Directions for this task: Render the lines from the one containing "scroll-down-icon[interactable] <box>1908 1070" through the one containing "section-title: HOT SALE" as a Markdown table with columns No and Entry. Put a running number and the line's text in each, leave out any blank lines, and include nothing else.
— START Items —
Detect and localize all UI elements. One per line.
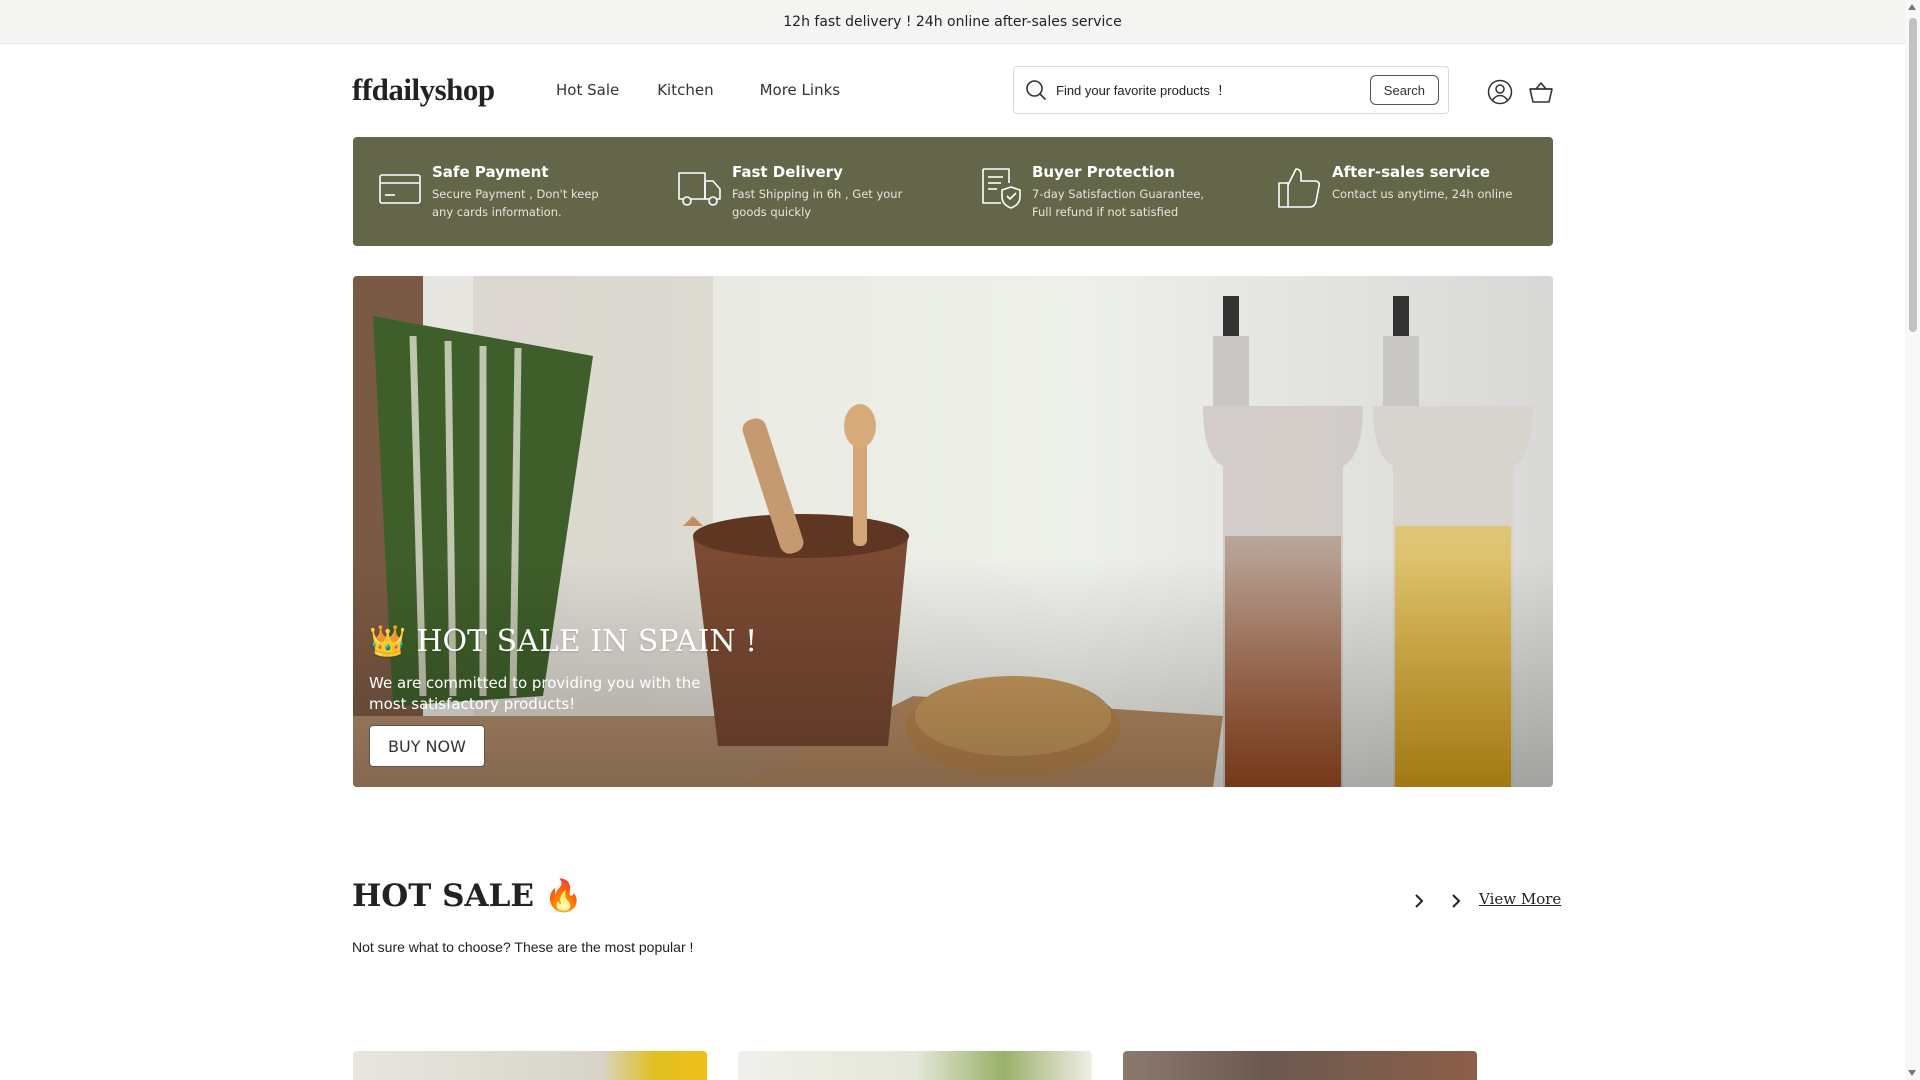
scroll-down-icon[interactable] <box>1908 1070 1916 1076</box>
nav-kitchen[interactable]: Kitchen <box>657 81 713 99</box>
nav-hot-sale[interactable]: Hot Sale <box>556 81 619 99</box>
product-card[interactable] <box>1123 1051 1477 1080</box>
section-title: HOT SALE 🔥 <box>352 877 583 915</box>
chevron-right-icon[interactable] <box>1445 890 1467 912</box>
feature-desc: Fast Shipping in 6h , Get your goods qui… <box>732 187 903 219</box>
features-bar: Safe Payment Secure Payment , Don't keep… <box>353 137 1553 246</box>
announcement-text: 12h fast delivery ! 24h online after-sal… <box>783 13 1122 30</box>
truck-icon <box>678 172 721 206</box>
shield-check-icon <box>982 168 1021 209</box>
feature-fast-delivery: Fast Delivery Fast Shipping in 6h , Get … <box>653 137 953 246</box>
search-icon <box>1026 80 1047 101</box>
feature-buyer-protection: Buyer Protection 7-day Satisfaction Guar… <box>953 137 1253 246</box>
view-more-link[interactable]: View More <box>1479 890 1561 908</box>
hero-description: We are committed to providing you with t… <box>369 674 701 713</box>
search-input[interactable] <box>1056 82 1370 98</box>
feature-title: Buyer Protection <box>1032 163 1175 181</box>
hero-title-text: HOT SALE IN SPAIN ! <box>416 624 758 659</box>
feature-safe-payment: Safe Payment Secure Payment , Don't keep… <box>353 137 653 246</box>
feature-desc: Secure Payment , Don't keep any cards in… <box>432 187 599 219</box>
thumbs-up-icon <box>1278 168 1321 208</box>
section-title-text: HOT SALE <box>352 877 535 914</box>
section-subtitle: Not sure what to choose? These are the m… <box>352 939 694 955</box>
feature-after-sales: After-sales service Contact us anytime, … <box>1253 137 1553 246</box>
crown-icon: 👑 <box>369 624 407 659</box>
chevron-right-icon[interactable] <box>1408 890 1430 912</box>
site-logo[interactable]: ffdailyshop <box>352 72 495 108</box>
feature-title: Fast Delivery <box>732 163 843 181</box>
scroll-up-icon[interactable] <box>1908 4 1916 10</box>
search-button[interactable]: Search <box>1369 75 1439 105</box>
product-card[interactable] <box>738 1051 1092 1080</box>
hero-content: 👑 HOT SALE IN SPAIN ! We are committed t… <box>369 624 757 767</box>
hero-banner: 👑 HOT SALE IN SPAIN ! We are committed t… <box>353 276 1553 787</box>
fire-icon: 🔥 <box>544 878 583 914</box>
search-bar: Search <box>1013 66 1449 114</box>
feature-desc: Contact us anytime, 24h online <box>1332 187 1513 201</box>
feature-title: After-sales service <box>1332 163 1491 181</box>
scrollbar-thumb[interactable] <box>1909 18 1917 332</box>
credit-card-icon <box>379 174 421 204</box>
page-scrollbar[interactable] <box>1905 0 1920 1080</box>
announcement-bar: 12h fast delivery ! 24h online after-sal… <box>0 0 1905 44</box>
feature-title: Safe Payment <box>432 163 549 181</box>
hero-title: 👑 HOT SALE IN SPAIN ! <box>369 624 757 659</box>
account-icon[interactable] <box>1486 78 1514 106</box>
cart-icon[interactable] <box>1527 78 1555 106</box>
feature-desc: 7-day Satisfaction Guarantee, Full refun… <box>1032 187 1205 219</box>
main-nav: Hot Sale Kitchen More Links <box>556 81 878 99</box>
buy-now-button[interactable]: BUY NOW <box>369 725 485 767</box>
site-header: ffdailyshop Hot Sale Kitchen More Links … <box>0 44 1905 136</box>
nav-more-links[interactable]: More Links <box>760 81 841 99</box>
product-card[interactable] <box>353 1051 707 1080</box>
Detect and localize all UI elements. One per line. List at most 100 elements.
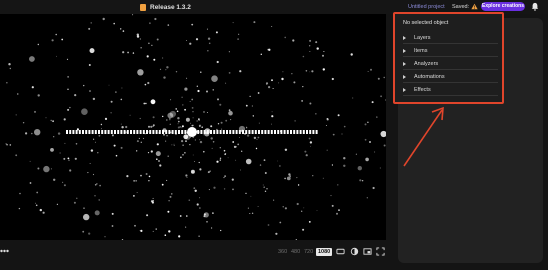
section-automations[interactable]: Automations — [403, 71, 498, 83]
particle — [176, 110, 179, 113]
resolution-720[interactable]: 720 — [304, 248, 313, 256]
particle — [191, 107, 194, 109]
particle — [181, 96, 183, 99]
particle — [83, 207, 85, 209]
theme-toggle-icon[interactable] — [350, 247, 359, 256]
particle — [284, 148, 288, 151]
waveform-bar — [171, 130, 174, 134]
particle — [98, 199, 100, 201]
particle — [310, 145, 311, 147]
particle — [192, 117, 194, 119]
saved-status: Saved: — [452, 4, 470, 10]
particle — [257, 92, 260, 94]
particle — [161, 183, 164, 186]
particle — [206, 28, 208, 30]
waveform-bar — [78, 130, 81, 134]
particle — [383, 76, 385, 79]
waveform-bar — [296, 130, 299, 134]
particle — [302, 86, 304, 88]
particle — [88, 27, 91, 30]
particle — [199, 207, 201, 209]
project-name[interactable]: Untitled project — [408, 2, 445, 12]
bell-icon[interactable] — [531, 2, 539, 11]
particle — [15, 154, 18, 157]
particle — [22, 122, 25, 124]
waveform-bar — [254, 130, 257, 134]
particle — [88, 232, 91, 235]
waveform-bar — [98, 130, 100, 134]
particle — [286, 176, 291, 181]
particle — [224, 175, 227, 178]
section-layers[interactable]: Layers — [403, 32, 498, 44]
waveform-bar — [101, 130, 104, 134]
section-label: Items — [414, 47, 428, 54]
warning-icon — [471, 3, 478, 10]
particle — [83, 84, 85, 87]
aspect-ratio-icon[interactable] — [336, 247, 345, 256]
particle — [224, 153, 227, 155]
particle — [110, 112, 112, 114]
particle — [203, 212, 209, 218]
section-effects[interactable]: Effects — [403, 84, 498, 96]
particle — [255, 147, 258, 150]
particle — [220, 229, 222, 232]
viewer-controls: 360 480 720 1080 — [0, 240, 386, 270]
release-version[interactable]: Release 1.3.2 — [140, 2, 191, 12]
particle-visualization — [5, 14, 386, 240]
particle — [361, 180, 364, 182]
particle — [35, 202, 36, 204]
picture-in-picture-icon[interactable] — [363, 247, 372, 256]
resolution-1080[interactable]: 1080 — [316, 248, 333, 256]
particle — [180, 156, 182, 159]
particle — [147, 81, 150, 85]
section-items[interactable]: Items — [403, 45, 498, 57]
particle — [190, 122, 192, 124]
particle — [196, 203, 199, 206]
particle — [39, 208, 42, 212]
particle — [62, 181, 64, 183]
particle — [115, 154, 118, 157]
fullscreen-icon[interactable] — [376, 247, 385, 256]
resolution-480[interactable]: 480 — [291, 248, 300, 256]
particle — [148, 125, 150, 128]
particle — [385, 99, 386, 101]
waveform-bar — [222, 130, 225, 134]
section-label: Analyzers — [414, 60, 439, 67]
waveform-bar — [264, 130, 267, 134]
particle — [92, 97, 96, 101]
particle — [138, 137, 140, 139]
particle — [267, 224, 270, 226]
particle — [82, 230, 85, 233]
particle — [230, 119, 232, 121]
particle — [281, 77, 284, 81]
particle — [293, 81, 296, 84]
section-analyzers[interactable]: Analyzers — [403, 58, 498, 70]
waveform-bar — [72, 130, 75, 134]
particle — [113, 144, 116, 147]
particle — [308, 221, 311, 223]
particle — [89, 163, 91, 165]
particle — [282, 206, 284, 208]
more-icon[interactable] — [0, 249, 9, 253]
expand-caret-icon — [403, 74, 406, 79]
particle — [19, 192, 21, 195]
particle — [151, 201, 154, 204]
particle — [301, 100, 303, 102]
resolution-360[interactable]: 360 — [278, 248, 287, 256]
particle — [322, 68, 325, 71]
particle — [179, 126, 182, 128]
section-label: Effects — [414, 86, 431, 93]
particle — [272, 88, 274, 89]
particle — [245, 158, 252, 165]
explore-creations-button[interactable]: Explore creations — [481, 2, 525, 11]
particle — [304, 150, 307, 153]
particle — [289, 175, 291, 177]
particle — [330, 195, 332, 197]
waveform-bar — [165, 130, 168, 134]
particle — [165, 140, 167, 142]
particle — [127, 51, 129, 54]
no-selection-label: No selected object — [403, 20, 449, 26]
particle — [216, 160, 219, 163]
particle — [366, 197, 368, 199]
visualizer-canvas[interactable] — [0, 14, 386, 240]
— END Items —
Exercise output:
| No | Entry |
|---|---|
| 1 | scroll-down-icon[interactable] <box>1908 1070 1916 1076</box> |
| 2 | nav-kitchen[interactable]: Kitchen <box>657 81 713 99</box> |
| 3 | nav-hot-sale[interactable]: Hot Sale <box>556 81 619 99</box> |
| 4 | product-card[interactable] <box>1123 1051 1477 1080</box> |
| 5 | section-title: HOT SALE 🔥 <box>352 877 583 915</box> |